▸ EXTRACTED MATERIAL:
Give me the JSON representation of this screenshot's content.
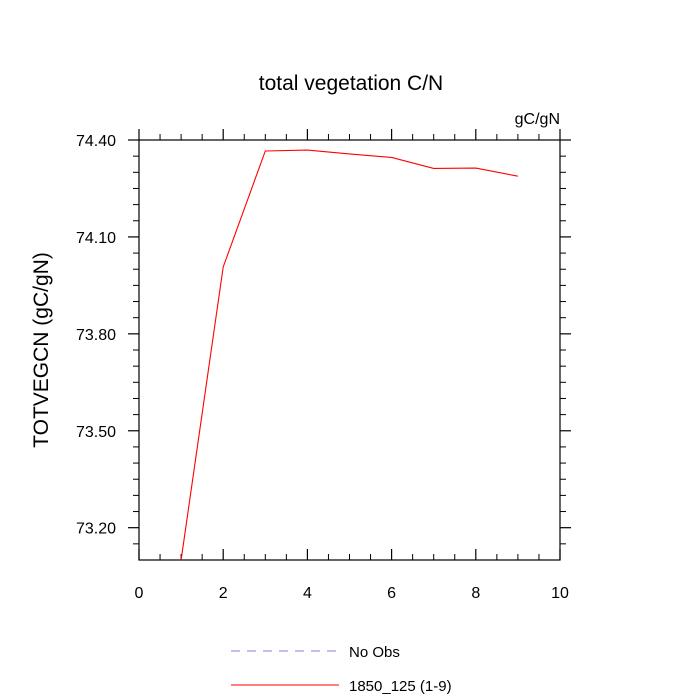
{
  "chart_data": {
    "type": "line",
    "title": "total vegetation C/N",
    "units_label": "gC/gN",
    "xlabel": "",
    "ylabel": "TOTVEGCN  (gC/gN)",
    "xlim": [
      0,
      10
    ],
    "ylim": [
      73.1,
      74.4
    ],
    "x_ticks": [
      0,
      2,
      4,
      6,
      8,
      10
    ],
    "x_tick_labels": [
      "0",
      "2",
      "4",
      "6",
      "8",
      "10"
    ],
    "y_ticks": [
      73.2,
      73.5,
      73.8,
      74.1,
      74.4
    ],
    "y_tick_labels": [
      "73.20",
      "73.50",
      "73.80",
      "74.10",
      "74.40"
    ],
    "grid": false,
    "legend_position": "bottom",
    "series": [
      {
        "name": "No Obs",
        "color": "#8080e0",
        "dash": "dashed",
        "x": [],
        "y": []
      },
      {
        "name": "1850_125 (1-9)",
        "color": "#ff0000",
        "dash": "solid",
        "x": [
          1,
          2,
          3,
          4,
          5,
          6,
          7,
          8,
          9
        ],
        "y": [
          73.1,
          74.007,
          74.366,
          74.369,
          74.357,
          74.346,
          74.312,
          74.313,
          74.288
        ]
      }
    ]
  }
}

--

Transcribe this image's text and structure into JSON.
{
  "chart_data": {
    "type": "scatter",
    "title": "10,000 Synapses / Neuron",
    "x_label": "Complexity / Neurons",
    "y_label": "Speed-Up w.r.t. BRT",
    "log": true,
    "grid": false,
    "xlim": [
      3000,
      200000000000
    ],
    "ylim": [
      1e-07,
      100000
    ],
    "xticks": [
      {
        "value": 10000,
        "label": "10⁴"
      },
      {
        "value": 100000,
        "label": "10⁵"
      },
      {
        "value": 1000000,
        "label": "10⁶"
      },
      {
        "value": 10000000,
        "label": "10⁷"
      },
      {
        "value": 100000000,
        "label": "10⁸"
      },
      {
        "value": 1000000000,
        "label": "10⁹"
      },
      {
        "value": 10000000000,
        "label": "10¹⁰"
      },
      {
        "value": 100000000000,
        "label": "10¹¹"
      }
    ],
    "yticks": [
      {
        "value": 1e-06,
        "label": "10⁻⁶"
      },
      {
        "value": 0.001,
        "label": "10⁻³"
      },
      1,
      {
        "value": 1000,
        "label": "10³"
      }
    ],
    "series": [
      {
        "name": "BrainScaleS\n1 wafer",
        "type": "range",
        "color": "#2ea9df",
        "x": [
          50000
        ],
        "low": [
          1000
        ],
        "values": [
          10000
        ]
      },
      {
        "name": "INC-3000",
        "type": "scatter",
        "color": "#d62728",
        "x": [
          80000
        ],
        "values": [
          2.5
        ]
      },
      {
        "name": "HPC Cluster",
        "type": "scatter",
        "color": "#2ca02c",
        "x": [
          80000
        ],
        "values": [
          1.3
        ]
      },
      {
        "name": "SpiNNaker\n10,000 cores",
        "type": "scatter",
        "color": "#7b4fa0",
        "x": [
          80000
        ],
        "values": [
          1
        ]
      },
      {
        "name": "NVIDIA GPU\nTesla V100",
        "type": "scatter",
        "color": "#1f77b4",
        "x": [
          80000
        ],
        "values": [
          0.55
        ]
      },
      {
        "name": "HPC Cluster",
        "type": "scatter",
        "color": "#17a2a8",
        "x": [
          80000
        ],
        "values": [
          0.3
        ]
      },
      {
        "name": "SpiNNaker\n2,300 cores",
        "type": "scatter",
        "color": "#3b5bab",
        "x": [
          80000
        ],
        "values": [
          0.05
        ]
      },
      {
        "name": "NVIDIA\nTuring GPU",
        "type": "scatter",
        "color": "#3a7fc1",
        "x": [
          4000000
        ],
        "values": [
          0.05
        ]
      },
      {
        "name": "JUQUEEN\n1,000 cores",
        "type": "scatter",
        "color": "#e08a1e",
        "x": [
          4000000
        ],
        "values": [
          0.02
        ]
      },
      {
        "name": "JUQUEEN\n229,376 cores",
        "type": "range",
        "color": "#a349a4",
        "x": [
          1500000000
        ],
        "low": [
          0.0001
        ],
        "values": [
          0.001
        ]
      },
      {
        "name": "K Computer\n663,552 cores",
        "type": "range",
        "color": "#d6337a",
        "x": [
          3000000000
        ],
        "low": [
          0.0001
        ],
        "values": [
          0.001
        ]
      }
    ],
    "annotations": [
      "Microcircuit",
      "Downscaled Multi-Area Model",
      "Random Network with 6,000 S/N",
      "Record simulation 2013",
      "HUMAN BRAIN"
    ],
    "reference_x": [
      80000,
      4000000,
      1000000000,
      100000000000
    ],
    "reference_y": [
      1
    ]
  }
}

--

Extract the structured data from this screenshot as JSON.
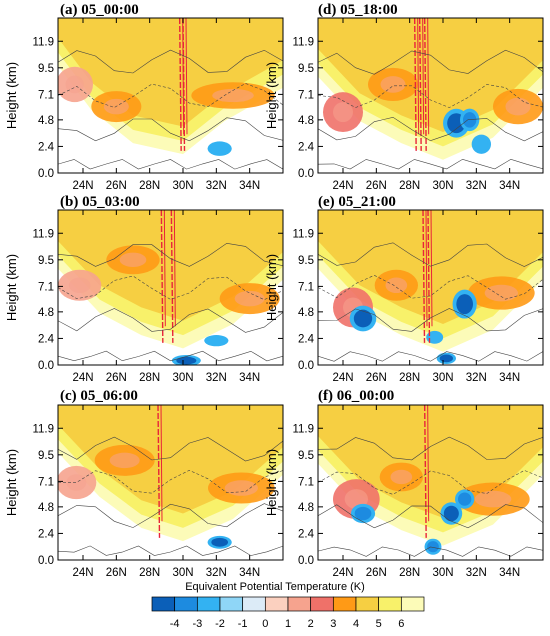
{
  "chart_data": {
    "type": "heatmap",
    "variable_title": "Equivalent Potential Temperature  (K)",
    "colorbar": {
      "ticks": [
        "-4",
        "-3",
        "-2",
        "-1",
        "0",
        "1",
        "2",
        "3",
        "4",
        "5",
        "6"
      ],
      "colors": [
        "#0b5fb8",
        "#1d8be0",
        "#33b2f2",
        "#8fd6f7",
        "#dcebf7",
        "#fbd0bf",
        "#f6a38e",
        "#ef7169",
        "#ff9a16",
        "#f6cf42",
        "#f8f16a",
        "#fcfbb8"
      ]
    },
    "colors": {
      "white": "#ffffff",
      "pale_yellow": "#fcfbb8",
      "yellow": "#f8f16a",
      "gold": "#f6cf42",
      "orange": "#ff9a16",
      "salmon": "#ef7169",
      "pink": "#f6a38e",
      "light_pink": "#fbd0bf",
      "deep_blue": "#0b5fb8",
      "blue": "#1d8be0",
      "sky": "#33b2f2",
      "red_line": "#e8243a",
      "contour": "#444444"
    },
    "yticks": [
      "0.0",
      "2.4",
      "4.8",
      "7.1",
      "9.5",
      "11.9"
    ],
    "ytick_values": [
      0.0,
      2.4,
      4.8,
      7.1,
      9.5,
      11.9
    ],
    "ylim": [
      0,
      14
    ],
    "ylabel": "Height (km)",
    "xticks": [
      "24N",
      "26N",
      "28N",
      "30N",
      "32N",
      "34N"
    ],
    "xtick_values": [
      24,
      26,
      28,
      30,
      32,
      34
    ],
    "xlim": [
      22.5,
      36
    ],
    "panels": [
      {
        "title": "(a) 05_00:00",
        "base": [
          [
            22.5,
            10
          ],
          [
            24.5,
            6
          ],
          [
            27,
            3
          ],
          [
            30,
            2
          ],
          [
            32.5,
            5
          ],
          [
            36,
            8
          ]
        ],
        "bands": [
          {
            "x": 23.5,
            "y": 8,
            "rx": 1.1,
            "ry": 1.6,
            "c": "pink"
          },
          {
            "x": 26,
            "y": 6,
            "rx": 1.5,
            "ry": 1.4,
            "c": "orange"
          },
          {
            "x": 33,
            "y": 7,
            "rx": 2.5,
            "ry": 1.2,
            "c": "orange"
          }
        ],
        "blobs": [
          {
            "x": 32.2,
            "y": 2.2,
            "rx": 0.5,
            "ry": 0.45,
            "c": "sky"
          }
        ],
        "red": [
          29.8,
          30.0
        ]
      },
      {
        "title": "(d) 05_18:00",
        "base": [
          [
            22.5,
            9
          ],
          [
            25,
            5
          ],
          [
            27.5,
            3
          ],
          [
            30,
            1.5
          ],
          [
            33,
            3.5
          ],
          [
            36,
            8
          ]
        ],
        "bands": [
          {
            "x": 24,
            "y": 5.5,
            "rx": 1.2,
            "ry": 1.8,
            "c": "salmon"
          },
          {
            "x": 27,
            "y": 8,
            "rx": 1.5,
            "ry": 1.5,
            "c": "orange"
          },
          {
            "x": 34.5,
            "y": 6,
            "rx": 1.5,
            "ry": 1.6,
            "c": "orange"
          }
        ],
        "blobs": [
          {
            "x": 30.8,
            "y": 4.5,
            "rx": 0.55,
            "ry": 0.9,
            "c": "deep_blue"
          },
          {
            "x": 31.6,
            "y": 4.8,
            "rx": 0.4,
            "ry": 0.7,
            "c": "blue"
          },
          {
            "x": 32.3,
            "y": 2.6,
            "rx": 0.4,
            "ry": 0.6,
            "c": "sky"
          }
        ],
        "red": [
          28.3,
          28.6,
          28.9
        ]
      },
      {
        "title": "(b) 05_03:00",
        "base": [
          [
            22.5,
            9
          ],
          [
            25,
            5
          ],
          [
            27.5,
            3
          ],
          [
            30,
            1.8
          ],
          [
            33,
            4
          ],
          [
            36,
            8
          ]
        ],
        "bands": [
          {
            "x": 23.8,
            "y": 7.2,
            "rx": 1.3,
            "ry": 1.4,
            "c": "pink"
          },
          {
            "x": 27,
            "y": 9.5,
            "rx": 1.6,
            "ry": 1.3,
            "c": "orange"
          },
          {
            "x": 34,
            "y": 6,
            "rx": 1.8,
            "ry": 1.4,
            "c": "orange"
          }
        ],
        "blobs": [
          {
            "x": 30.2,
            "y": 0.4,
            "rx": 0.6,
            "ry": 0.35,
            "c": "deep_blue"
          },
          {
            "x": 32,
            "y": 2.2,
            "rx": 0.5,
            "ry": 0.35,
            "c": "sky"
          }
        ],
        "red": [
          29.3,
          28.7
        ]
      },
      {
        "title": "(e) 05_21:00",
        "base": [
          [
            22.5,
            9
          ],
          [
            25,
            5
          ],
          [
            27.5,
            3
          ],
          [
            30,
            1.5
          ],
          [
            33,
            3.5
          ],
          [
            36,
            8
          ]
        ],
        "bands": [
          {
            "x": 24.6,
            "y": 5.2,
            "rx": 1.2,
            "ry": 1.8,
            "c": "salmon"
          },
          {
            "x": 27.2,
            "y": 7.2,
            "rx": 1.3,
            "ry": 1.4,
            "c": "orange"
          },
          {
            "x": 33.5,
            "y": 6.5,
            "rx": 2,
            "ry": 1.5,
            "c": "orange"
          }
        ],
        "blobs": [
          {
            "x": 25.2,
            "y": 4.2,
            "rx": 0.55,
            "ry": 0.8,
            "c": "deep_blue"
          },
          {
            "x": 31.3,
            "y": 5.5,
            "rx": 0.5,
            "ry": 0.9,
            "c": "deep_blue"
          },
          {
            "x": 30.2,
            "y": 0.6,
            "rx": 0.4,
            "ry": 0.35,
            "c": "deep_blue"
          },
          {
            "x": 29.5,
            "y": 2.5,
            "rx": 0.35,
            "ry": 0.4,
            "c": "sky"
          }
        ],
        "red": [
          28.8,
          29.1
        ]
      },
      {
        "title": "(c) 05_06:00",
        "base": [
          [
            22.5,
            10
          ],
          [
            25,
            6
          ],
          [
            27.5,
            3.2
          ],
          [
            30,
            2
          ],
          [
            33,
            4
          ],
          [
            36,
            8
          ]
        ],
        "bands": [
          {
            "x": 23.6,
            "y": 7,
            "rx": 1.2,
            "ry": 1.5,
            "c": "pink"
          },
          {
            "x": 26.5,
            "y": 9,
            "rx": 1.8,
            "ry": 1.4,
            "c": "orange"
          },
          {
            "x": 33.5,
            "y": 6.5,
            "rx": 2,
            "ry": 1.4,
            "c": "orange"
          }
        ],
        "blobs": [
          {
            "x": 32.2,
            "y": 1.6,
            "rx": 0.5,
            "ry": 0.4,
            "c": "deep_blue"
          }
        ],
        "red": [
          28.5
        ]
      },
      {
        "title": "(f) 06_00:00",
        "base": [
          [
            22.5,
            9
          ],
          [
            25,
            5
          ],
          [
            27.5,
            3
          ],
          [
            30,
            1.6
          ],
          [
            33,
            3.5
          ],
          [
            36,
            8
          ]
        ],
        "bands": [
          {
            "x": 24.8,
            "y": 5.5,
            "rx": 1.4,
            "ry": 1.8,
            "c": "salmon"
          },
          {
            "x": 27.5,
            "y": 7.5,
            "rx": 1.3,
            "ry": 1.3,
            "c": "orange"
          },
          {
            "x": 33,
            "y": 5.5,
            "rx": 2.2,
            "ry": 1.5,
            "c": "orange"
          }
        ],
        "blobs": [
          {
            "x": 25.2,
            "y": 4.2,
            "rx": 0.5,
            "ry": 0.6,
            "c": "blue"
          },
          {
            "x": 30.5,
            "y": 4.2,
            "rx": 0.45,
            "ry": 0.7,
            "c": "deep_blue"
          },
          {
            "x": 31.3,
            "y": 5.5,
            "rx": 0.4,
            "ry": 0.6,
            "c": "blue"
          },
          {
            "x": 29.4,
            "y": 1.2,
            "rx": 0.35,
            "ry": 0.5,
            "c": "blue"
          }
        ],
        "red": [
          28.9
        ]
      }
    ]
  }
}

▸ OBJECTIVE: Return each full line of the entries that contains the word "cores".

▸ REPLY:
        "name": "SpiNNaker\n10,000 cores",
        "name": "SpiNNaker\n2,300 cores",
        "name": "JUQUEEN\n1,000 cores",
        "name": "JUQUEEN\n229,376 cores",
        "name": "K Computer\n663,552 cores",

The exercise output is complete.